++++ PROVIDED RECORDS
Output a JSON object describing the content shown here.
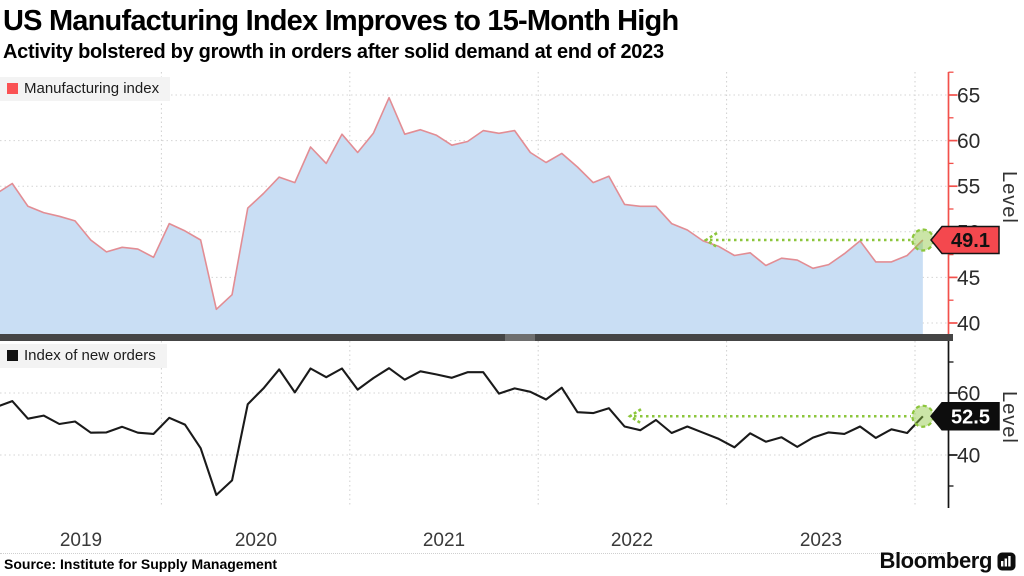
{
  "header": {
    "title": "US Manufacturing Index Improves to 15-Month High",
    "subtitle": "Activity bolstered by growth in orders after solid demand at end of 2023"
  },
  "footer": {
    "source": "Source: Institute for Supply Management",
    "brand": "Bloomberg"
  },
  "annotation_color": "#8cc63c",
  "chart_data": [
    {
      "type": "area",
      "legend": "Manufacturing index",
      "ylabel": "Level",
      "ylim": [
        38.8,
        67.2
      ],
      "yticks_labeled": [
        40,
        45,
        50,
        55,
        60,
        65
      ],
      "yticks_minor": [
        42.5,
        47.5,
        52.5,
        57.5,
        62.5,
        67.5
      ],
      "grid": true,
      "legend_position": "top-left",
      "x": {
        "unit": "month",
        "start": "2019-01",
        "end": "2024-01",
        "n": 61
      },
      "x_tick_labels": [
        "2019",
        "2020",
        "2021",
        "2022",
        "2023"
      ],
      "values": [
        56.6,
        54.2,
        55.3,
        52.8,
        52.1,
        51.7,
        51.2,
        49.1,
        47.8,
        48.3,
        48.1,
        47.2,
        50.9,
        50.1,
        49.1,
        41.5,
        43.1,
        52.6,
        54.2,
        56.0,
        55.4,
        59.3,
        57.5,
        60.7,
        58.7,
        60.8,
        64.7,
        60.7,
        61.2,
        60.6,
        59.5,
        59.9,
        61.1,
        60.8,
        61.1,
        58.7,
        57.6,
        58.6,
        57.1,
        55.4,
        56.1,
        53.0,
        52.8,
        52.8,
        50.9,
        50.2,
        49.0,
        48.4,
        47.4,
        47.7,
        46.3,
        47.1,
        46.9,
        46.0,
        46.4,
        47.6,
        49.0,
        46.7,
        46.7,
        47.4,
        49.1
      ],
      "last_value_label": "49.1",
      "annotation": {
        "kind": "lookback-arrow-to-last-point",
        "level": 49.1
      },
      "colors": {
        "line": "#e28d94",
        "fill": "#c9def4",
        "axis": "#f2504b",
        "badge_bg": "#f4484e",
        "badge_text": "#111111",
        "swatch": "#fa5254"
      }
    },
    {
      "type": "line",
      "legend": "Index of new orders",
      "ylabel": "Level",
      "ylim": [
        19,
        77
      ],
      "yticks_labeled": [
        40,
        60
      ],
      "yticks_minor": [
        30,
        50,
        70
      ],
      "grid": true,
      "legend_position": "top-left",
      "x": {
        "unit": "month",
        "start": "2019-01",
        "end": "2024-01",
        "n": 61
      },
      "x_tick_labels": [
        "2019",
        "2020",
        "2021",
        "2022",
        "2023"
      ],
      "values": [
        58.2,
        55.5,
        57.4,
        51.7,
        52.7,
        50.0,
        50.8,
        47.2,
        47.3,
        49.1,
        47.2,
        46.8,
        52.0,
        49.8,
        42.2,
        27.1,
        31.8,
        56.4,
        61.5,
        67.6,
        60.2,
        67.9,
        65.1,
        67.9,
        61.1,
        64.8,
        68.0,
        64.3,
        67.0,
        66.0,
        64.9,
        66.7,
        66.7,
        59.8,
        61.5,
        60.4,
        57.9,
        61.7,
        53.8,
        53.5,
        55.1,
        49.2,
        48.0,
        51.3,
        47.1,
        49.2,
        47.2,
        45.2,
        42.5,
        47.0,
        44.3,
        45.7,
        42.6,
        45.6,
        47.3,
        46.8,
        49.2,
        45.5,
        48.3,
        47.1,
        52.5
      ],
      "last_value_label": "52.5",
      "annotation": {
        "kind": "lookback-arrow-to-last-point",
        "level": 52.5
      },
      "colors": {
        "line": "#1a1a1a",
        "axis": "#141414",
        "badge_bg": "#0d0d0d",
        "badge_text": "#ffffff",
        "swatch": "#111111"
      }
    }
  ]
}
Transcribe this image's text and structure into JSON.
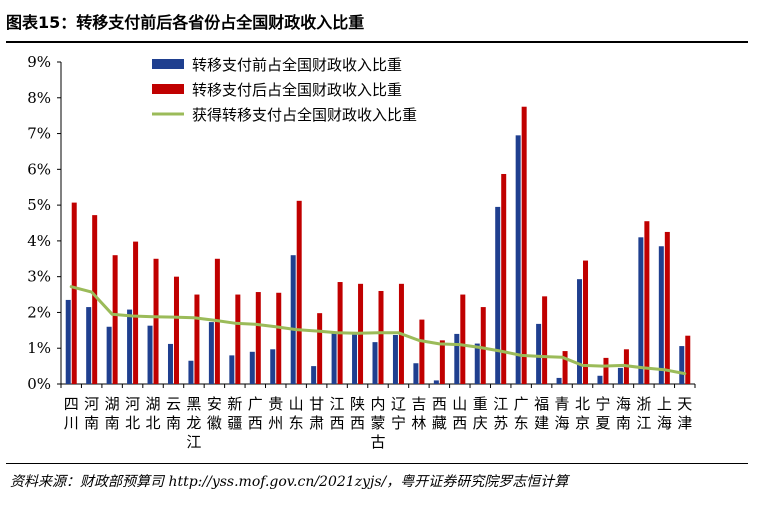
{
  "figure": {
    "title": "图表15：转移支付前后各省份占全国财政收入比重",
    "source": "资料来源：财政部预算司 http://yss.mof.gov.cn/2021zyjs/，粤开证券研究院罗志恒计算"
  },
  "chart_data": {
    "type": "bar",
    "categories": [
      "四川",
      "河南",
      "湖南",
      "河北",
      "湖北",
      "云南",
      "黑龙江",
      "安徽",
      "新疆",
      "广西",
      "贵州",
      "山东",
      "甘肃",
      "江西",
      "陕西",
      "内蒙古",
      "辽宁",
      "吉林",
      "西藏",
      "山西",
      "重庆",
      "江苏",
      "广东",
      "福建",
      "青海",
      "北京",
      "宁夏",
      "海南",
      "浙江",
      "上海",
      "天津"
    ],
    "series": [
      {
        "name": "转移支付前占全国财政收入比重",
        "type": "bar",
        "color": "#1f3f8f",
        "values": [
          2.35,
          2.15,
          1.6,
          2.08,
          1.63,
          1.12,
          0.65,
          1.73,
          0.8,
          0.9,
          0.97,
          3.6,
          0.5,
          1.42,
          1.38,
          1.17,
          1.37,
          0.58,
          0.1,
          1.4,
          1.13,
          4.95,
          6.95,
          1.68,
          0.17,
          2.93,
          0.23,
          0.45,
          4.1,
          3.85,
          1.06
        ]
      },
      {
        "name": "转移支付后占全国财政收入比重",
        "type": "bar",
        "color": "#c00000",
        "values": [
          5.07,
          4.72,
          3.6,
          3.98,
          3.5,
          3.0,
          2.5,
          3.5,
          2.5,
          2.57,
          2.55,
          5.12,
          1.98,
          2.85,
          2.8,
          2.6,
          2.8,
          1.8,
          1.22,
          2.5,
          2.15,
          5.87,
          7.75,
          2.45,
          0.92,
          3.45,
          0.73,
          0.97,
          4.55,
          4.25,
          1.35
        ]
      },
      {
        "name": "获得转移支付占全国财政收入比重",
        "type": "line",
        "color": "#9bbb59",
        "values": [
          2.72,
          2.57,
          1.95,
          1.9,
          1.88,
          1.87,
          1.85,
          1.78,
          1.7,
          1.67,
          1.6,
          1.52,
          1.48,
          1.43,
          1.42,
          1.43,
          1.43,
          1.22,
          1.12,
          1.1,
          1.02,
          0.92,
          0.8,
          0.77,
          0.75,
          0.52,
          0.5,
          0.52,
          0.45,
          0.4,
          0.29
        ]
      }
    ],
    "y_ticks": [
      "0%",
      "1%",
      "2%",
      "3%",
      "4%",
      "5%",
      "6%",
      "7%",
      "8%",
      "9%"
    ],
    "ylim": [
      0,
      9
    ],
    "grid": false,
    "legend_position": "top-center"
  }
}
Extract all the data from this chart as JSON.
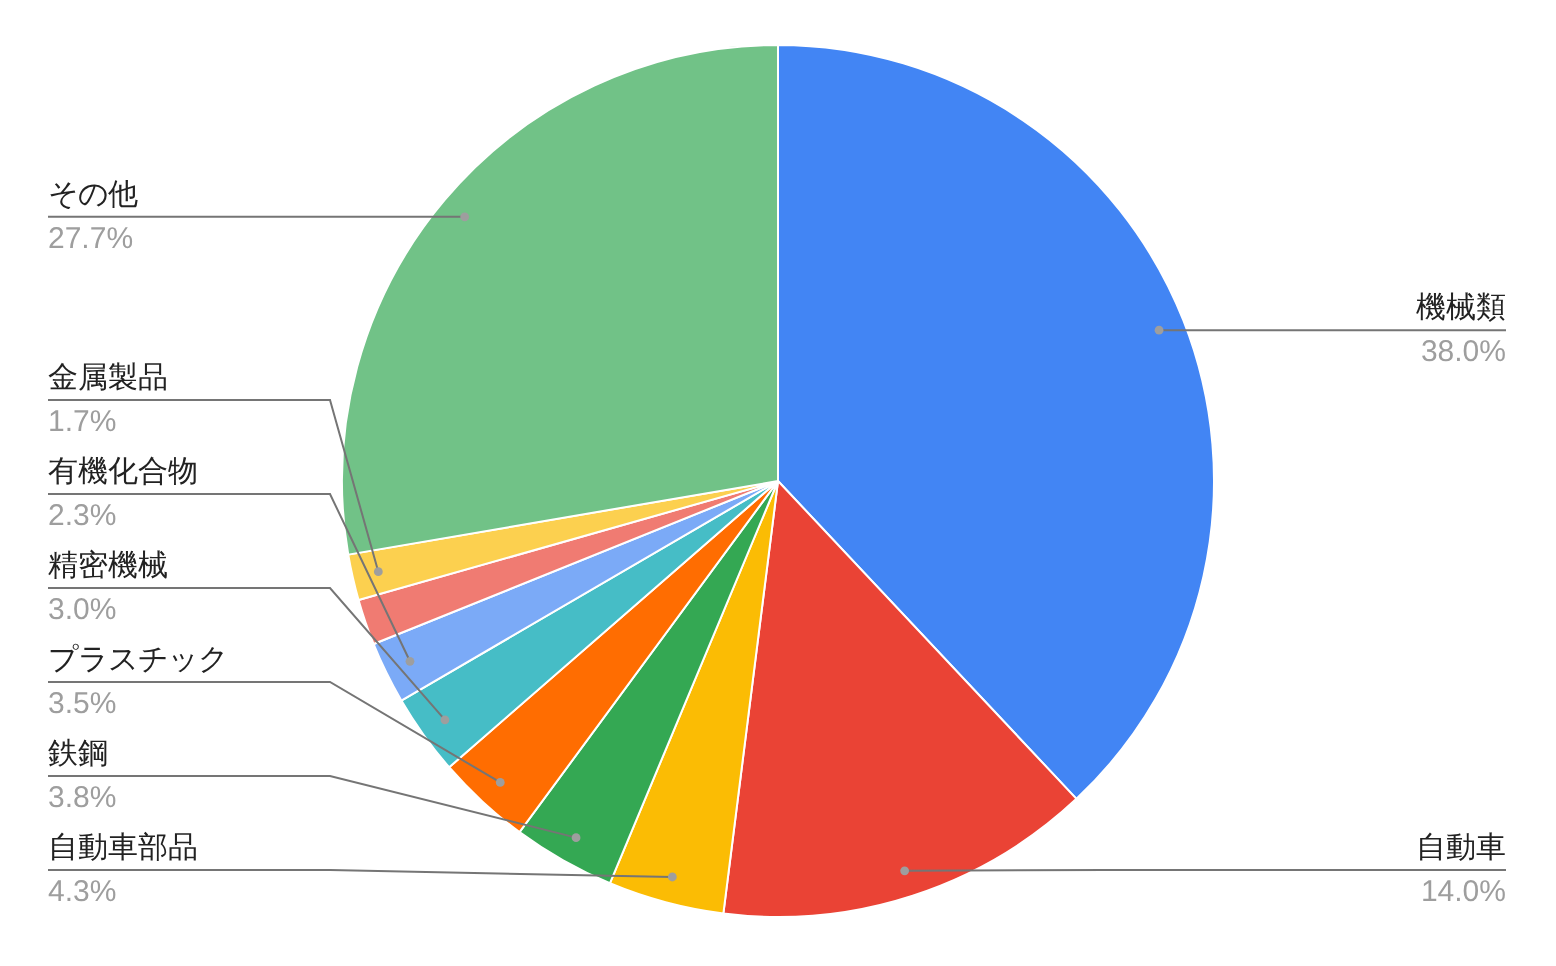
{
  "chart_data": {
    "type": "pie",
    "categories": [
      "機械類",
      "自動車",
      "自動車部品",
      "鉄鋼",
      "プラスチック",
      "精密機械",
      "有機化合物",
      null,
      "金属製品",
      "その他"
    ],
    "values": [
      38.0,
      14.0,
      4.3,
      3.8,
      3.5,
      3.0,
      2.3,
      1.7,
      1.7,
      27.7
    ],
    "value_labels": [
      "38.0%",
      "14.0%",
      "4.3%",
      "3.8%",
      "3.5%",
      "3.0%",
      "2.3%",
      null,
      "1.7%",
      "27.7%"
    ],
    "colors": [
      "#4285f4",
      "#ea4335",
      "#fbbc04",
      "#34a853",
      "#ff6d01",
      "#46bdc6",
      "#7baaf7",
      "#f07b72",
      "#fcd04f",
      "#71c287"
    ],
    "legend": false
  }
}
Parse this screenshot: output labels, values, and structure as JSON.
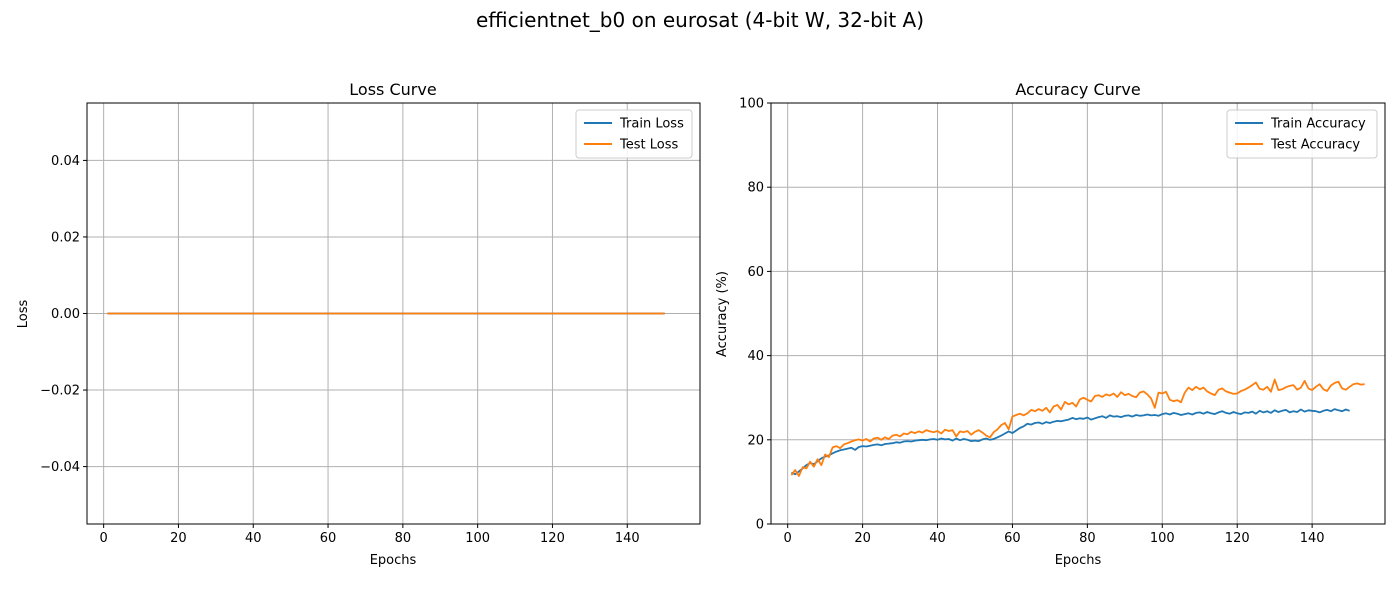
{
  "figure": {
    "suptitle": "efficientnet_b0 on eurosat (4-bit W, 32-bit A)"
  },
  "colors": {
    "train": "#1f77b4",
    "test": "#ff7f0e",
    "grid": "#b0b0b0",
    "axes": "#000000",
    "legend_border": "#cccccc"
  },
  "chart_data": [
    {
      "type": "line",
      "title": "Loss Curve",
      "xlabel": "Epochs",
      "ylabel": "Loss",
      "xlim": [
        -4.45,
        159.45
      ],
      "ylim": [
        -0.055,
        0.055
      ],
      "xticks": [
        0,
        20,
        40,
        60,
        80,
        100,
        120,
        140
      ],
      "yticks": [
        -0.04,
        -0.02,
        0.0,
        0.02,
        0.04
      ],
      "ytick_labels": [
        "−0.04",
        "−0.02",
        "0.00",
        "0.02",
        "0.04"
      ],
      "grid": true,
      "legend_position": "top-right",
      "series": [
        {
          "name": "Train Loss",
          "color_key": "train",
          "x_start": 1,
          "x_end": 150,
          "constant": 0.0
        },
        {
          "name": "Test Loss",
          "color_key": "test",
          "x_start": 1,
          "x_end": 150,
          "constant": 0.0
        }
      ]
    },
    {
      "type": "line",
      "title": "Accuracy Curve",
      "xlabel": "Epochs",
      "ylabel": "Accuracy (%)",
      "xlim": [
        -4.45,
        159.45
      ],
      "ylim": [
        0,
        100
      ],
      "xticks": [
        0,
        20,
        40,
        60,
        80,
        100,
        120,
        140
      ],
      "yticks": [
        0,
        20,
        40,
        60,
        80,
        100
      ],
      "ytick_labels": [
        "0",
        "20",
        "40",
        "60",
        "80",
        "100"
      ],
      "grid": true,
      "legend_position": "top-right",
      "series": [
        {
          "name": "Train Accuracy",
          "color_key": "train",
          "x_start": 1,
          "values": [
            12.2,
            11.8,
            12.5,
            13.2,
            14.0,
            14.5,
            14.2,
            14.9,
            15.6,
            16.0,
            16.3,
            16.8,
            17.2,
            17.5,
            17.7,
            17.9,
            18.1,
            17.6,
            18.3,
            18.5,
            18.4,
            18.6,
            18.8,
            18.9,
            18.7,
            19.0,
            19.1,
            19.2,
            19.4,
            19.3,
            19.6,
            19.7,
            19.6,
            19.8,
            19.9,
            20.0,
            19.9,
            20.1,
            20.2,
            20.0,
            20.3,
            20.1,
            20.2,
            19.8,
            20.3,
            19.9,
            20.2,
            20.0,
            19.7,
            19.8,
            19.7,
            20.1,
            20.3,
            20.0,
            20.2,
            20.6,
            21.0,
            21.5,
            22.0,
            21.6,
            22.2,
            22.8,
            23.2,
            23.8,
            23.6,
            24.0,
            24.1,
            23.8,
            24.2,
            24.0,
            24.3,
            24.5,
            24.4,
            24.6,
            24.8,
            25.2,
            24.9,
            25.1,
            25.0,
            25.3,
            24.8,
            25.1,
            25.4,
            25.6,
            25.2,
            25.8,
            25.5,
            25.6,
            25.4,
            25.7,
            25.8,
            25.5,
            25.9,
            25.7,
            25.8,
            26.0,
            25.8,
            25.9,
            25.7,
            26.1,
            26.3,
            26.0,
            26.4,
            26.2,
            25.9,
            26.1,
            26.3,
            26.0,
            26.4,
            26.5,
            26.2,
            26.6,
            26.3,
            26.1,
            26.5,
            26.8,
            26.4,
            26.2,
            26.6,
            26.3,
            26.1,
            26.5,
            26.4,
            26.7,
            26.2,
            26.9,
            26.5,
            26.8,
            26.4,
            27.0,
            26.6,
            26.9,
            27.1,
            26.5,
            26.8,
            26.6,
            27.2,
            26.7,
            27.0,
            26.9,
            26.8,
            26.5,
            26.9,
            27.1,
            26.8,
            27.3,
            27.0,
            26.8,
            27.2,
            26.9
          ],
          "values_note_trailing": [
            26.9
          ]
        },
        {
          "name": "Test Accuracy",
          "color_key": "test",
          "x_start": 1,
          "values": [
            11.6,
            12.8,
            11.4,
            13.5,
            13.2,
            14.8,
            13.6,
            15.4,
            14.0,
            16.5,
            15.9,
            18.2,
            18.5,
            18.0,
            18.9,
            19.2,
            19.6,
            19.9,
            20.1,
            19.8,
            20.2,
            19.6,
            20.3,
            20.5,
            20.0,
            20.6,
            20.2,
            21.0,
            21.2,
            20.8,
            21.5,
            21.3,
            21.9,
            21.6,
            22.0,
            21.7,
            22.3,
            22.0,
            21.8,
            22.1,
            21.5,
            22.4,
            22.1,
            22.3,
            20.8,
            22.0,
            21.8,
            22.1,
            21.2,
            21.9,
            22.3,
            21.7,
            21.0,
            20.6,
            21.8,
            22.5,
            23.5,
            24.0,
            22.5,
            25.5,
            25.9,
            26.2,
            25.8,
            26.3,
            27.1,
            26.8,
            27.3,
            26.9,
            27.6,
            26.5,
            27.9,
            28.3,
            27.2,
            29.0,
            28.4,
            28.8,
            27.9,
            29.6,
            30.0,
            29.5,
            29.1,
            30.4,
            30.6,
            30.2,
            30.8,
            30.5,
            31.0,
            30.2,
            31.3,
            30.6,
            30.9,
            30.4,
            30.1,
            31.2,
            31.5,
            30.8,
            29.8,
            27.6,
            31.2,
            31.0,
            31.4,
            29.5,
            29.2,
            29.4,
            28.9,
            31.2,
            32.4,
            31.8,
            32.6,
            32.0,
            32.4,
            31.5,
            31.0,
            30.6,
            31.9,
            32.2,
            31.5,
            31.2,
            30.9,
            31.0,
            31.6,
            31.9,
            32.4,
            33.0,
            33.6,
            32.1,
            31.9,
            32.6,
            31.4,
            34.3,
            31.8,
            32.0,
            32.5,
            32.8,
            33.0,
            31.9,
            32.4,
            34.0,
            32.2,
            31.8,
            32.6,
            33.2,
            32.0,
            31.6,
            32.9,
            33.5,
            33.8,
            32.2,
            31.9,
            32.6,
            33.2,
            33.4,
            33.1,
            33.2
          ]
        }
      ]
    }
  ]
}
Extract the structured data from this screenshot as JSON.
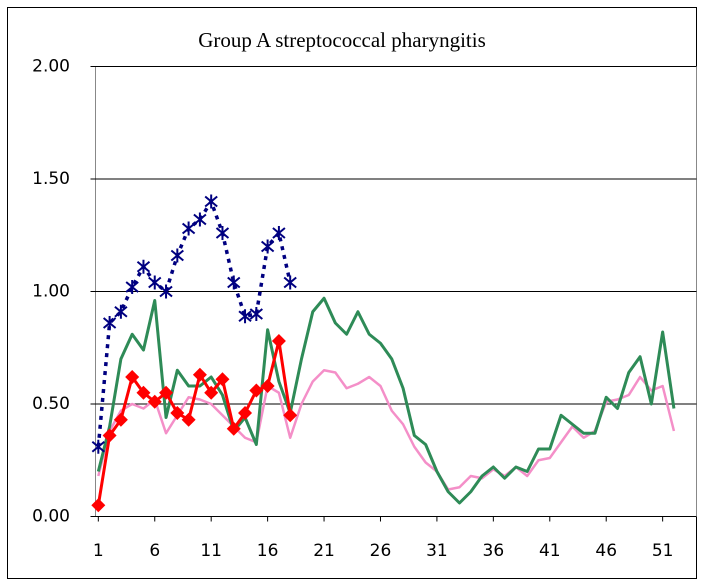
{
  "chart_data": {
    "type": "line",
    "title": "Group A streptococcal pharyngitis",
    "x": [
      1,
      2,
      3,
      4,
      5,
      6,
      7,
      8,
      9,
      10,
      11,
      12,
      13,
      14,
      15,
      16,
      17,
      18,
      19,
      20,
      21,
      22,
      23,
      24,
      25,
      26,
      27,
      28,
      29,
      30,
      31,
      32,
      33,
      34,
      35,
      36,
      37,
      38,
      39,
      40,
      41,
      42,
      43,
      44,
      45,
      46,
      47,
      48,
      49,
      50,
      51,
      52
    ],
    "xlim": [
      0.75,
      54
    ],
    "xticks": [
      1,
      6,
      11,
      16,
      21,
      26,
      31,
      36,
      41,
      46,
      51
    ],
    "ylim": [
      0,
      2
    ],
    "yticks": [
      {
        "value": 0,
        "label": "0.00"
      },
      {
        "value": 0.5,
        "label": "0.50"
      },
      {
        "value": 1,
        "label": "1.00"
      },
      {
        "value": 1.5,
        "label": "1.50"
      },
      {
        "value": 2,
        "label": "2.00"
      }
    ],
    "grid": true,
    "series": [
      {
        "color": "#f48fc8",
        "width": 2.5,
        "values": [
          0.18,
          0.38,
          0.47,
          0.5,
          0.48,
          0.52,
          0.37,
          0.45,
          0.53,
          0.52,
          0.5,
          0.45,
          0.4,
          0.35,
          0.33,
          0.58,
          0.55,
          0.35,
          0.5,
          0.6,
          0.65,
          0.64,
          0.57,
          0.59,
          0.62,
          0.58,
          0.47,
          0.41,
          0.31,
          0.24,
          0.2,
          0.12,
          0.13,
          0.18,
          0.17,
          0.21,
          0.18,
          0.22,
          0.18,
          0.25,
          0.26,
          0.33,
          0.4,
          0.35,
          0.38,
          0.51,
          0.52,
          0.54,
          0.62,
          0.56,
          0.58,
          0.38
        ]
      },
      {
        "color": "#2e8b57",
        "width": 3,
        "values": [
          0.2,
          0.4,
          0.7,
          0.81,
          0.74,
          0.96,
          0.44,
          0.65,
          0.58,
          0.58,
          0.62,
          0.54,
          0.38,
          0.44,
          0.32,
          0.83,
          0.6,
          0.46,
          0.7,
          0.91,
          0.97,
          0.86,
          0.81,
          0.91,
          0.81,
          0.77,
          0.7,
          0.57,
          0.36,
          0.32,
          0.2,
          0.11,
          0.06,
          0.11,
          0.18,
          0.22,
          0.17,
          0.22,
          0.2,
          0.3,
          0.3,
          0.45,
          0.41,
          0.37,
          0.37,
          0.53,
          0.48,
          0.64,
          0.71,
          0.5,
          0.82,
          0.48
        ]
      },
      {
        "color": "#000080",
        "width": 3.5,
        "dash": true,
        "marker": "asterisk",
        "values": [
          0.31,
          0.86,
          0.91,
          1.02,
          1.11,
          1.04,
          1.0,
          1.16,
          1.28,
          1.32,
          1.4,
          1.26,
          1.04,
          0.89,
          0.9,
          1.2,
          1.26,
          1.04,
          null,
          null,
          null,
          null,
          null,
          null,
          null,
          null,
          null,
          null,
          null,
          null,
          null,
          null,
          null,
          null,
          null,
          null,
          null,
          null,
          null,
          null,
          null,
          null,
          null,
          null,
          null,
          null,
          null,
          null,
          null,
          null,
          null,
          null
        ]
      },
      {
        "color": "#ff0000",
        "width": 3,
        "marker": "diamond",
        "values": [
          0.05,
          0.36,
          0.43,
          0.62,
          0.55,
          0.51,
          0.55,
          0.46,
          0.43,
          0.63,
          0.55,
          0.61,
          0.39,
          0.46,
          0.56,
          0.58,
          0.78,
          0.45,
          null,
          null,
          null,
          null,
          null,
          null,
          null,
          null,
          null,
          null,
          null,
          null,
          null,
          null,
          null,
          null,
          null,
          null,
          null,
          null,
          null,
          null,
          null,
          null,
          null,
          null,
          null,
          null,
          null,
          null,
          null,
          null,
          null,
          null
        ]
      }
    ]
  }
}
++++++++
Copy out each line of the entries that holds "Curve".

      "title": "Loss Curve",
      "title": "Accuracy Curve",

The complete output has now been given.